[start]

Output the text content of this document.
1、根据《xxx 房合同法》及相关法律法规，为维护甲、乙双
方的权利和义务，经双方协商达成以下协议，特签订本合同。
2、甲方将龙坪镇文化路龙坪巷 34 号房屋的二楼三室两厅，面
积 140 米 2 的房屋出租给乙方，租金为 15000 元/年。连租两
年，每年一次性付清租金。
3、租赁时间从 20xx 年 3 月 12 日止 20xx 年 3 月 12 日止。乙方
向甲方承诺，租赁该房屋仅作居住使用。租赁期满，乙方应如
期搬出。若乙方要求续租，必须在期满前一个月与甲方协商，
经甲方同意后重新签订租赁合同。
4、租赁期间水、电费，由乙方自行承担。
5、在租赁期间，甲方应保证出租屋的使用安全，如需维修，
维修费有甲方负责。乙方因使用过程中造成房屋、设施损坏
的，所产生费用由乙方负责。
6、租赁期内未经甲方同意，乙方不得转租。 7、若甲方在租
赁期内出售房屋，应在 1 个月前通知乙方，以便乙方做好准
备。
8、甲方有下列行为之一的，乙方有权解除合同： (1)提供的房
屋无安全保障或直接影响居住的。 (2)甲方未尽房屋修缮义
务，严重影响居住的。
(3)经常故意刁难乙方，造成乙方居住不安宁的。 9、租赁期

[end]

> [TASK DESCRIPTION]: Output all of the material exactly as written.

> [ANSWER TO THE PROBLEM]:
Output the text content of this document.
1、根据《xxx 房合同法》及相关法律法规，为维护甲、乙双
方的权利和义务，经双方协商达成以下协议，特签订本合同。
2、甲方将龙坪镇文化路龙坪巷 34 号房屋的二楼三室两厅，面
积 140 米 2 的房屋出租给乙方，租金为 15000 元/年。连租两
年，每年一次性付清租金。
3、租赁时间从 20xx 年 3 月 12 日止 20xx 年 3 月 12 日止。乙方
向甲方承诺，租赁该房屋仅作居住使用。租赁期满，乙方应如
期搬出。若乙方要求续租，必须在期满前一个月与甲方协商，
经甲方同意后重新签订租赁合同。
4、租赁期间水、电费，由乙方自行承担。
5、在租赁期间，甲方应保证出租屋的使用安全，如需维修，
维修费有甲方负责。乙方因使用过程中造成房屋、设施损坏
的，所产生费用由乙方负责。
6、租赁期内未经甲方同意，乙方不得转租。 7、若甲方在租
赁期内出售房屋，应在 1 个月前通知乙方，以便乙方做好准
备。
8、甲方有下列行为之一的，乙方有权解除合同： (1)提供的房
屋无安全保障或直接影响居住的。 (2)甲方未尽房屋修缮义
务，严重影响居住的。
(3)经常故意刁难乙方，造成乙方居住不安宁的。 9、租赁期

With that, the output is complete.